Set each record down exactly, excluding all images.

-- BEGIN --

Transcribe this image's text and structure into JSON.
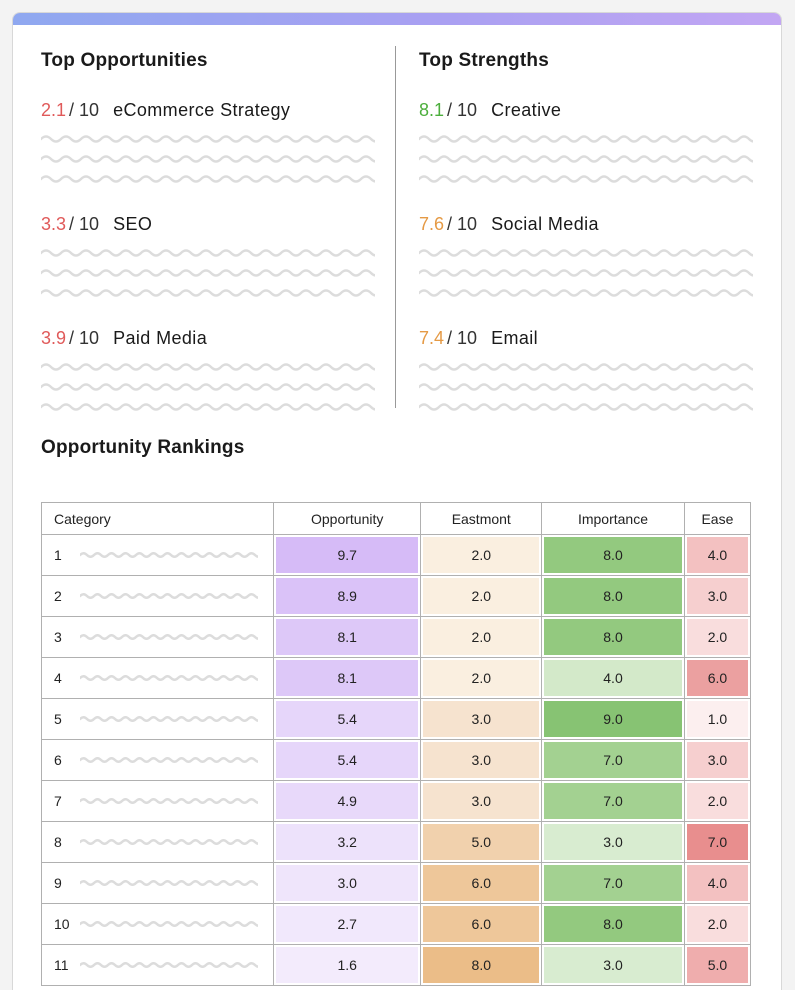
{
  "top_opportunities": {
    "title": "Top Opportunities",
    "items": [
      {
        "score": "2.1",
        "denominator": "/ 10",
        "label": "eCommerce Strategy",
        "color": "#e05a5a"
      },
      {
        "score": "3.3",
        "denominator": "/ 10",
        "label": "SEO",
        "color": "#e05a5a"
      },
      {
        "score": "3.9",
        "denominator": "/ 10",
        "label": "Paid Media",
        "color": "#e05a5a"
      }
    ]
  },
  "top_strengths": {
    "title": "Top Strengths",
    "items": [
      {
        "score": "8.1",
        "denominator": "/ 10",
        "label": "Creative",
        "color": "#4cae3c"
      },
      {
        "score": "7.6",
        "denominator": "/ 10",
        "label": "Social Media",
        "color": "#e59a45"
      },
      {
        "score": "7.4",
        "denominator": "/ 10",
        "label": "Email",
        "color": "#e59a45"
      }
    ]
  },
  "rankings": {
    "title": "Opportunity Rankings",
    "columns": [
      "Category",
      "Opportunity",
      "Eastmont",
      "Importance",
      "Ease"
    ],
    "rows": [
      {
        "cat": "1",
        "cells": [
          {
            "v": "9.7",
            "c": "#d6bbf7"
          },
          {
            "v": "2.0",
            "c": "#faefe0"
          },
          {
            "v": "8.0",
            "c": "#93c97f"
          },
          {
            "v": "4.0",
            "c": "#f3c1c1"
          }
        ]
      },
      {
        "cat": "2",
        "cells": [
          {
            "v": "8.9",
            "c": "#dac2f8"
          },
          {
            "v": "2.0",
            "c": "#faefe0"
          },
          {
            "v": "8.0",
            "c": "#93c97f"
          },
          {
            "v": "3.0",
            "c": "#f6cfcf"
          }
        ]
      },
      {
        "cat": "3",
        "cells": [
          {
            "v": "8.1",
            "c": "#ddc8f8"
          },
          {
            "v": "2.0",
            "c": "#faefe0"
          },
          {
            "v": "8.0",
            "c": "#93c97f"
          },
          {
            "v": "2.0",
            "c": "#f9dddd"
          }
        ]
      },
      {
        "cat": "4",
        "cells": [
          {
            "v": "8.1",
            "c": "#ddc8f8"
          },
          {
            "v": "2.0",
            "c": "#faefe0"
          },
          {
            "v": "4.0",
            "c": "#d3e9c9"
          },
          {
            "v": "6.0",
            "c": "#eba0a0"
          }
        ]
      },
      {
        "cat": "5",
        "cells": [
          {
            "v": "5.4",
            "c": "#e6d6fa"
          },
          {
            "v": "3.0",
            "c": "#f6e3cf"
          },
          {
            "v": "9.0",
            "c": "#87c373"
          },
          {
            "v": "1.0",
            "c": "#fcefef"
          }
        ]
      },
      {
        "cat": "6",
        "cells": [
          {
            "v": "5.4",
            "c": "#e6d6fa"
          },
          {
            "v": "3.0",
            "c": "#f6e3cf"
          },
          {
            "v": "7.0",
            "c": "#a3d191"
          },
          {
            "v": "3.0",
            "c": "#f6cfcf"
          }
        ]
      },
      {
        "cat": "7",
        "cells": [
          {
            "v": "4.9",
            "c": "#e8d9fa"
          },
          {
            "v": "3.0",
            "c": "#f6e3cf"
          },
          {
            "v": "7.0",
            "c": "#a3d191"
          },
          {
            "v": "2.0",
            "c": "#f9dddd"
          }
        ]
      },
      {
        "cat": "8",
        "cells": [
          {
            "v": "3.2",
            "c": "#ede2fb"
          },
          {
            "v": "5.0",
            "c": "#f1d1ad"
          },
          {
            "v": "3.0",
            "c": "#d8ecd0"
          },
          {
            "v": "7.0",
            "c": "#e88e8e"
          }
        ]
      },
      {
        "cat": "9",
        "cells": [
          {
            "v": "3.0",
            "c": "#efe5fb"
          },
          {
            "v": "6.0",
            "c": "#eec79a"
          },
          {
            "v": "7.0",
            "c": "#a3d191"
          },
          {
            "v": "4.0",
            "c": "#f3c1c1"
          }
        ]
      },
      {
        "cat": "10",
        "cells": [
          {
            "v": "2.7",
            "c": "#f1e8fc"
          },
          {
            "v": "6.0",
            "c": "#eec79a"
          },
          {
            "v": "8.0",
            "c": "#93c97f"
          },
          {
            "v": "2.0",
            "c": "#f9dddd"
          }
        ]
      },
      {
        "cat": "11",
        "cells": [
          {
            "v": "1.6",
            "c": "#f3ebfc"
          },
          {
            "v": "8.0",
            "c": "#ebbd88"
          },
          {
            "v": "3.0",
            "c": "#d8ecd0"
          },
          {
            "v": "5.0",
            "c": "#efadad"
          }
        ]
      }
    ]
  },
  "colors": {
    "header_gradient_start": "#8fa8f0",
    "header_gradient_end": "#c2a6f3",
    "squiggle": "#dcdcdc"
  }
}
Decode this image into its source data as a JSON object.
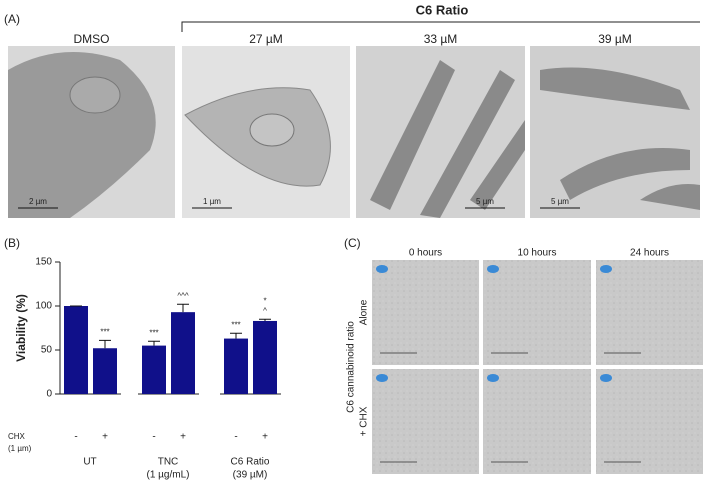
{
  "panel_a": {
    "label": "(A)",
    "header": "C6 Ratio",
    "images": [
      {
        "label": "DMSO",
        "scale": "2 µm"
      },
      {
        "label": "27 µM",
        "scale": "1 µm"
      },
      {
        "label": "33 µM",
        "scale": "5 µm"
      },
      {
        "label": "39 µM",
        "scale": "5 µm"
      }
    ]
  },
  "chart_data": {
    "type": "bar",
    "panel_label": "(B)",
    "y_label": "Viability (%)",
    "categories": [
      "-",
      "+",
      "-",
      "+",
      "-",
      "+"
    ],
    "values": [
      100,
      52,
      55,
      93,
      63,
      83
    ],
    "errors": [
      0,
      9,
      5,
      9,
      6,
      2
    ],
    "significance": [
      [],
      [
        "***"
      ],
      [
        "***"
      ],
      [
        "^^^"
      ],
      [
        "***"
      ],
      [
        "*",
        "^"
      ]
    ],
    "color": "#10108a",
    "ylim": [
      0,
      150
    ],
    "yticks": [
      0,
      50,
      100,
      150
    ],
    "row_label": [
      "CHX",
      "(1 µm)"
    ],
    "groups": [
      [
        "UT"
      ],
      [
        "TNC",
        "(1 µg/mL)"
      ],
      [
        "C6 Ratio",
        "(39 µM)"
      ]
    ]
  },
  "panel_c": {
    "label": "(C)",
    "columns": [
      "0 hours",
      "10 hours",
      "24 hours"
    ],
    "rows": [
      "Alone",
      "+ CHX"
    ],
    "side_label": "C6 cannabinoid ratio"
  }
}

-- END --

RESPONSE:
Transcribe this image's text and structure into JSON.
{
  "top_opportunities": {
    "title": "Top Opportunities",
    "items": [
      {
        "score": "2.1",
        "denominator": "/ 10",
        "label": "eCommerce Strategy",
        "color": "#e05a5a"
      },
      {
        "score": "3.3",
        "denominator": "/ 10",
        "label": "SEO",
        "color": "#e05a5a"
      },
      {
        "score": "3.9",
        "denominator": "/ 10",
        "label": "Paid Media",
        "color": "#e05a5a"
      }
    ]
  },
  "top_strengths": {
    "title": "Top Strengths",
    "items": [
      {
        "score": "8.1",
        "denominator": "/ 10",
        "label": "Creative",
        "color": "#4cae3c"
      },
      {
        "score": "7.6",
        "denominator": "/ 10",
        "label": "Social Media",
        "color": "#e59a45"
      },
      {
        "score": "7.4",
        "denominator": "/ 10",
        "label": "Email",
        "color": "#e59a45"
      }
    ]
  },
  "rankings": {
    "title": "Opportunity Rankings",
    "columns": [
      "Category",
      "Opportunity",
      "Eastmont",
      "Importance",
      "Ease"
    ],
    "rows": [
      {
        "cat": "1",
        "cells": [
          {
            "v": "9.7",
            "c": "#d6bbf7"
          },
          {
            "v": "2.0",
            "c": "#faefe0"
          },
          {
            "v": "8.0",
            "c": "#93c97f"
          },
          {
            "v": "4.0",
            "c": "#f3c1c1"
          }
        ]
      },
      {
        "cat": "2",
        "cells": [
          {
            "v": "8.9",
            "c": "#dac2f8"
          },
          {
            "v": "2.0",
            "c": "#faefe0"
          },
          {
            "v": "8.0",
            "c": "#93c97f"
          },
          {
            "v": "3.0",
            "c": "#f6cfcf"
          }
        ]
      },
      {
        "cat": "3",
        "cells": [
          {
            "v": "8.1",
            "c": "#ddc8f8"
          },
          {
            "v": "2.0",
            "c": "#faefe0"
          },
          {
            "v": "8.0",
            "c": "#93c97f"
          },
          {
            "v": "2.0",
            "c": "#f9dddd"
          }
        ]
      },
      {
        "cat": "4",
        "cells": [
          {
            "v": "8.1",
            "c": "#ddc8f8"
          },
          {
            "v": "2.0",
            "c": "#faefe0"
          },
          {
            "v": "4.0",
            "c": "#d3e9c9"
          },
          {
            "v": "6.0",
            "c": "#eba0a0"
          }
        ]
      },
      {
        "cat": "5",
        "cells": [
          {
            "v": "5.4",
            "c": "#e6d6fa"
          },
          {
            "v": "3.0",
            "c": "#f6e3cf"
          },
          {
            "v": "9.0",
            "c": "#87c373"
          },
          {
            "v": "1.0",
            "c": "#fcefef"
          }
        ]
      },
      {
        "cat": "6",
        "cells": [
          {
            "v": "5.4",
            "c": "#e6d6fa"
          },
          {
            "v": "3.0",
            "c": "#f6e3cf"
          },
          {
            "v": "7.0",
            "c": "#a3d191"
          },
          {
            "v": "3.0",
            "c": "#f6cfcf"
          }
        ]
      },
      {
        "cat": "7",
        "cells": [
          {
            "v": "4.9",
            "c": "#e8d9fa"
          },
          {
            "v": "3.0",
            "c": "#f6e3cf"
          },
          {
            "v": "7.0",
            "c": "#a3d191"
          },
          {
            "v": "2.0",
            "c": "#f9dddd"
          }
        ]
      },
      {
        "cat": "8",
        "cells": [
          {
            "v": "3.2",
            "c": "#ede2fb"
          },
          {
            "v": "5.0",
            "c": "#f1d1ad"
          },
          {
            "v": "3.0",
            "c": "#d8ecd0"
          },
          {
            "v": "7.0",
            "c": "#e88e8e"
          }
        ]
      },
      {
        "cat": "9",
        "cells": [
          {
            "v": "3.0",
            "c": "#efe5fb"
          },
          {
            "v": "6.0",
            "c": "#eec79a"
          },
          {
            "v": "7.0",
            "c": "#a3d191"
          },
          {
            "v": "4.0",
            "c": "#f3c1c1"
          }
        ]
      },
      {
        "cat": "10",
        "cells": [
          {
            "v": "2.7",
            "c": "#f1e8fc"
          },
          {
            "v": "6.0",
            "c": "#eec79a"
          },
          {
            "v": "8.0",
            "c": "#93c97f"
          },
          {
            "v": "2.0",
            "c": "#f9dddd"
          }
        ]
      },
      {
        "cat": "11",
        "cells": [
          {
            "v": "1.6",
            "c": "#f3ebfc"
          },
          {
            "v": "8.0",
            "c": "#ebbd88"
          },
          {
            "v": "3.0",
            "c": "#d8ecd0"
          },
          {
            "v": "5.0",
            "c": "#efadad"
          }
        ]
      }
    ]
  },
  "colors": {
    "header_gradient_start": "#8fa8f0",
    "header_gradient_end": "#c2a6f3",
    "squiggle": "#dcdcdc"
  }
}
Decode this image into its source data as a JSON object.
{
  "panel_a": {
    "label": "(A)",
    "header": "C6 Ratio",
    "images": [
      {
        "label": "DMSO",
        "scale": "2 µm"
      },
      {
        "label": "27 µM",
        "scale": "1 µm"
      },
      {
        "label": "33 µM",
        "scale": "5 µm"
      },
      {
        "label": "39 µM",
        "scale": "5 µm"
      }
    ]
  },
  "chart_data": {
    "type": "bar",
    "panel_label": "(B)",
    "y_label": "Viability (%)",
    "categories": [
      "-",
      "+",
      "-",
      "+",
      "-",
      "+"
    ],
    "values": [
      100,
      52,
      55,
      93,
      63,
      83
    ],
    "errors": [
      0,
      9,
      5,
      9,
      6,
      2
    ],
    "significance": [
      [],
      [
        "***"
      ],
      [
        "***"
      ],
      [
        "^^^"
      ],
      [
        "***"
      ],
      [
        "*",
        "^"
      ]
    ],
    "color": "#10108a",
    "ylim": [
      0,
      150
    ],
    "yticks": [
      0,
      50,
      100,
      150
    ],
    "row_label": [
      "CHX",
      "(1 µm)"
    ],
    "groups": [
      [
        "UT"
      ],
      [
        "TNC",
        "(1 µg/mL)"
      ],
      [
        "C6 Ratio",
        "(39 µM)"
      ]
    ]
  },
  "panel_c": {
    "label": "(C)",
    "columns": [
      "0 hours",
      "10 hours",
      "24 hours"
    ],
    "rows": [
      "Alone",
      "+ CHX"
    ],
    "side_label": "C6 cannabinoid ratio"
  }
}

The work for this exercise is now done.